Challenge> Pick out the lines in the listing below that contain the word "térmico" and copy them.

===

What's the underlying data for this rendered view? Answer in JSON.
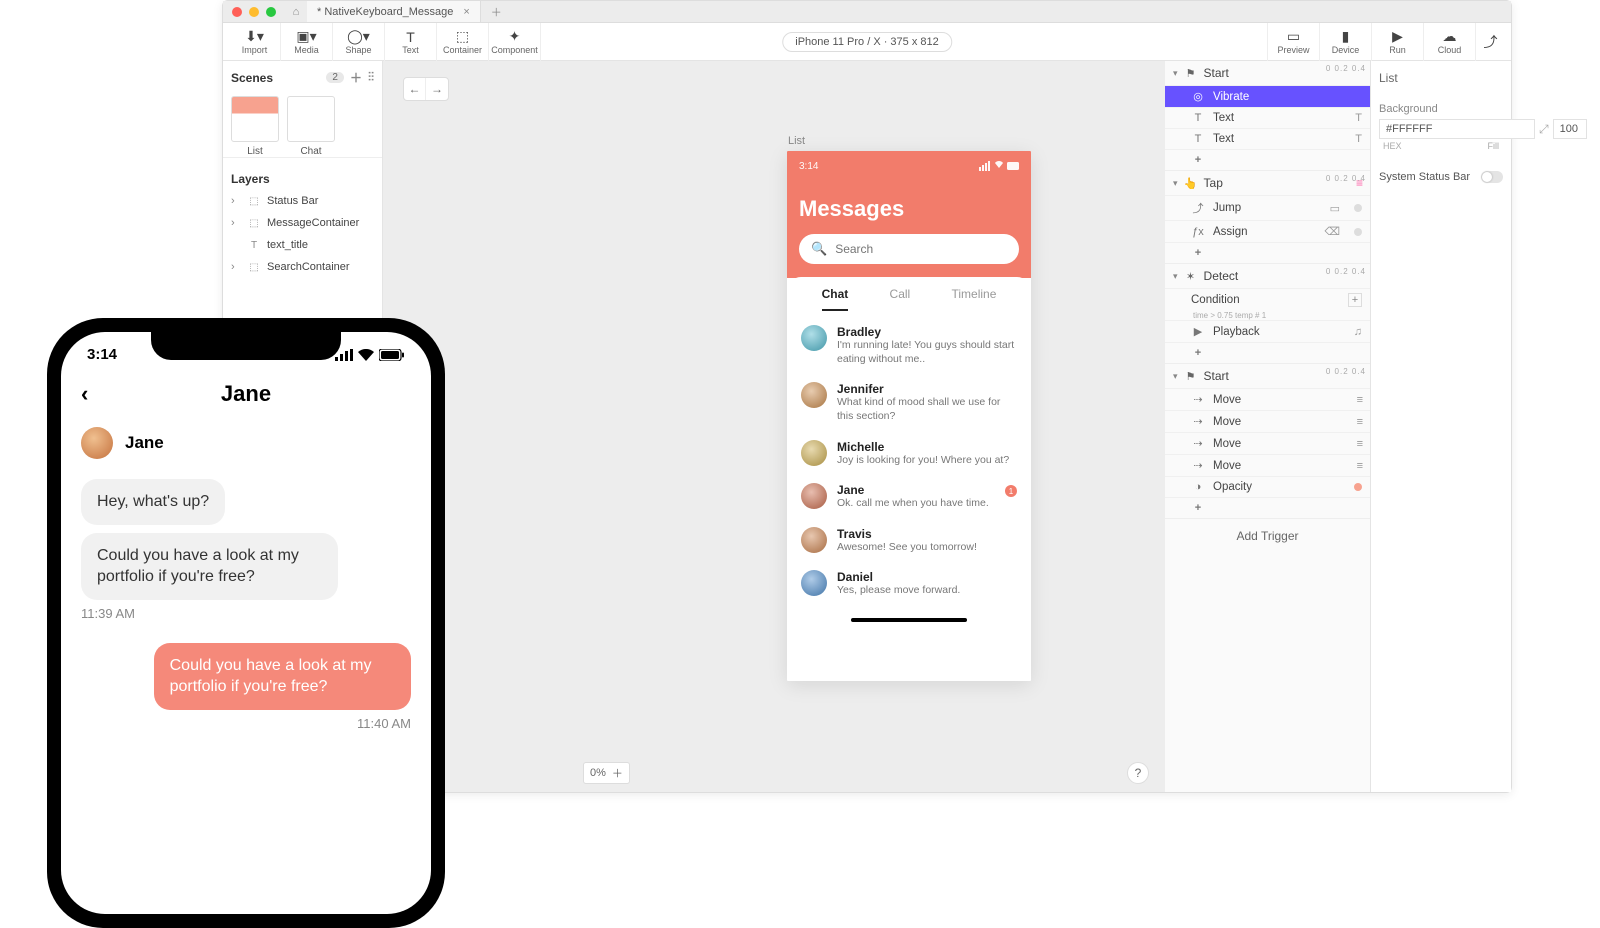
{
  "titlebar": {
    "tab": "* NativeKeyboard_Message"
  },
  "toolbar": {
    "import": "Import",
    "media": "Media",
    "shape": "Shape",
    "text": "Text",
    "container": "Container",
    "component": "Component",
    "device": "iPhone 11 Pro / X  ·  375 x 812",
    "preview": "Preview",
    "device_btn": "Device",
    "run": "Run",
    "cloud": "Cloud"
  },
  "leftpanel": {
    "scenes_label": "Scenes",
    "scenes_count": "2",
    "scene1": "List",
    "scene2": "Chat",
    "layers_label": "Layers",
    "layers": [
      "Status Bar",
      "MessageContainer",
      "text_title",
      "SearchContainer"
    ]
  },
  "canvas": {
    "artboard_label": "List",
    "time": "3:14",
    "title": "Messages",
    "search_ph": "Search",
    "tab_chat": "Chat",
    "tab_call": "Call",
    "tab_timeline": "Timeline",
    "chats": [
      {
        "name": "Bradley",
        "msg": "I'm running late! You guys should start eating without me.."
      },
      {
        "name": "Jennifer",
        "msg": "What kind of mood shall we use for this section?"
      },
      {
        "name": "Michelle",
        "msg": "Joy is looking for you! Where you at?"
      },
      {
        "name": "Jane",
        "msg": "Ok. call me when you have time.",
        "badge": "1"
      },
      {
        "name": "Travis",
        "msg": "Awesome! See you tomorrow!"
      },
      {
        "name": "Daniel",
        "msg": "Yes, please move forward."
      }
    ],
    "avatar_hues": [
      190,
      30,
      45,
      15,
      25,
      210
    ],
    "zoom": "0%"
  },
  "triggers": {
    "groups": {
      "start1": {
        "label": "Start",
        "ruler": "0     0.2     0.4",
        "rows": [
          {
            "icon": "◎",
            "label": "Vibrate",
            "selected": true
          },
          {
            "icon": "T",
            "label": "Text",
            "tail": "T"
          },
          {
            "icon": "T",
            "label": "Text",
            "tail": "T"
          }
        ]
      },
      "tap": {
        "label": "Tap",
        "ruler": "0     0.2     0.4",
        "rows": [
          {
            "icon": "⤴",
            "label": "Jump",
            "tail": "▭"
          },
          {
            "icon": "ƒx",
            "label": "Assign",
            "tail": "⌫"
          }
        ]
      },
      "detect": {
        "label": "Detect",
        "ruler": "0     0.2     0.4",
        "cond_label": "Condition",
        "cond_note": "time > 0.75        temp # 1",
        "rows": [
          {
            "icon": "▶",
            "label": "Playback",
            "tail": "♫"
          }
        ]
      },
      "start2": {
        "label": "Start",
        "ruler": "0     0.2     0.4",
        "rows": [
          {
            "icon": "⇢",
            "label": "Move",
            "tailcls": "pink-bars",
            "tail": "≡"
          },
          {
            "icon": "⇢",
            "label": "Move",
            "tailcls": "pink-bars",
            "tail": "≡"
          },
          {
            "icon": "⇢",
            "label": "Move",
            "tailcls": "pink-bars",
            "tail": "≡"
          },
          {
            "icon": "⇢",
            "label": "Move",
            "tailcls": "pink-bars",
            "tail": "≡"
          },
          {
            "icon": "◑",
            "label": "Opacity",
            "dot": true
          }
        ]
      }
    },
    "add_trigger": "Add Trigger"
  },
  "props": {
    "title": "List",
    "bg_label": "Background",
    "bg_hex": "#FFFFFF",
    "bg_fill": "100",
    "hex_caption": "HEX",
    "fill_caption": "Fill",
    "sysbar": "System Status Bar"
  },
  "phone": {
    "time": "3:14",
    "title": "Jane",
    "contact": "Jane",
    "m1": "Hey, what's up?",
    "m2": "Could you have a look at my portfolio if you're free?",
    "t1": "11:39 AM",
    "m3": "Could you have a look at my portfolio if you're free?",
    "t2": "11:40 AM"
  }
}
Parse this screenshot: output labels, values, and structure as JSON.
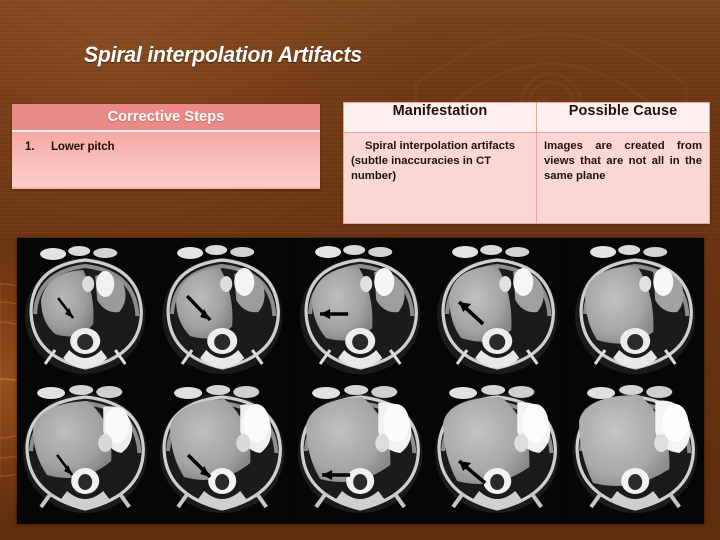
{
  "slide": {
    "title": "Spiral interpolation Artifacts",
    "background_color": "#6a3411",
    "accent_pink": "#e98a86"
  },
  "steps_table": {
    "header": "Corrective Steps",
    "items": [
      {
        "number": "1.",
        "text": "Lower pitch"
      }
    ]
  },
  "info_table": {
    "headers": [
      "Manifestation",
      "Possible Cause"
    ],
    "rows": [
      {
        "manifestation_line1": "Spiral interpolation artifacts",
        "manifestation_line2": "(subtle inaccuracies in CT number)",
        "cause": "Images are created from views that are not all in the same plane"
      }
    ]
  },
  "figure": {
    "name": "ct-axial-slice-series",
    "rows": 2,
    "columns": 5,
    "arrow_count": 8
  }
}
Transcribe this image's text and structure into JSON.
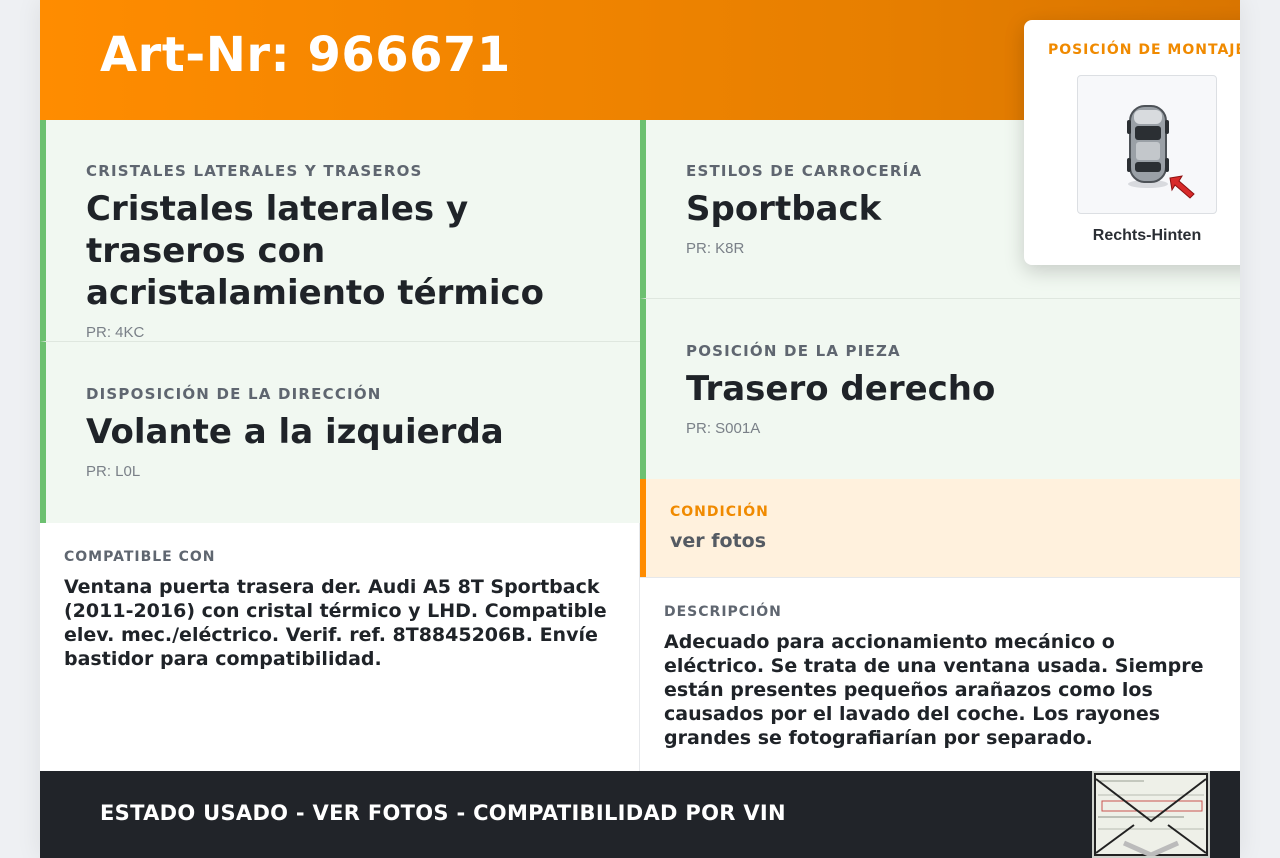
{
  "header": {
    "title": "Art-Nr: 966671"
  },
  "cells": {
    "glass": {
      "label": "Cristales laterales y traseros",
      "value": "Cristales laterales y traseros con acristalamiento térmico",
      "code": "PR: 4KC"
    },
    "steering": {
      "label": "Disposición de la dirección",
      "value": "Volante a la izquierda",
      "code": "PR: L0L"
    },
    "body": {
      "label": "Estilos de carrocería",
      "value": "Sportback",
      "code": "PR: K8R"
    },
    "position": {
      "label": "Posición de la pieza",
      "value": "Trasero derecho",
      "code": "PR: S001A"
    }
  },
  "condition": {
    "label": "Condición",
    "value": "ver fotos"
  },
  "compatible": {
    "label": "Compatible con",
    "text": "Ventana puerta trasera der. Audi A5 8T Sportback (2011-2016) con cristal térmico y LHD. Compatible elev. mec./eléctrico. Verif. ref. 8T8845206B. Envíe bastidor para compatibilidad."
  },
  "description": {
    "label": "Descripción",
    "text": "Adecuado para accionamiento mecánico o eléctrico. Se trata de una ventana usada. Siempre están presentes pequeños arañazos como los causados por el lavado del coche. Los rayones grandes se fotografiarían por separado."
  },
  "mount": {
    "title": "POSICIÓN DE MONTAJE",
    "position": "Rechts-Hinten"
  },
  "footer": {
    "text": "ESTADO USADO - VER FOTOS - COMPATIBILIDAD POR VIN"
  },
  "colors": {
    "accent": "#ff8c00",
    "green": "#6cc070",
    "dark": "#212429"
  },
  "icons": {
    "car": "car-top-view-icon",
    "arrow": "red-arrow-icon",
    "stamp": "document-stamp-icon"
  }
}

===

Written response>
      "value": "Cristales laterales y traseros con acristalamiento térmico",
    "text": "Ventana puerta trasera der. Audi A5 8T Sportback (2011-2016) con cristal térmico y LHD. Compatible elev. mec./eléctrico. Verif. ref. 8T8845206B. Envíe bastidor para compatibilidad."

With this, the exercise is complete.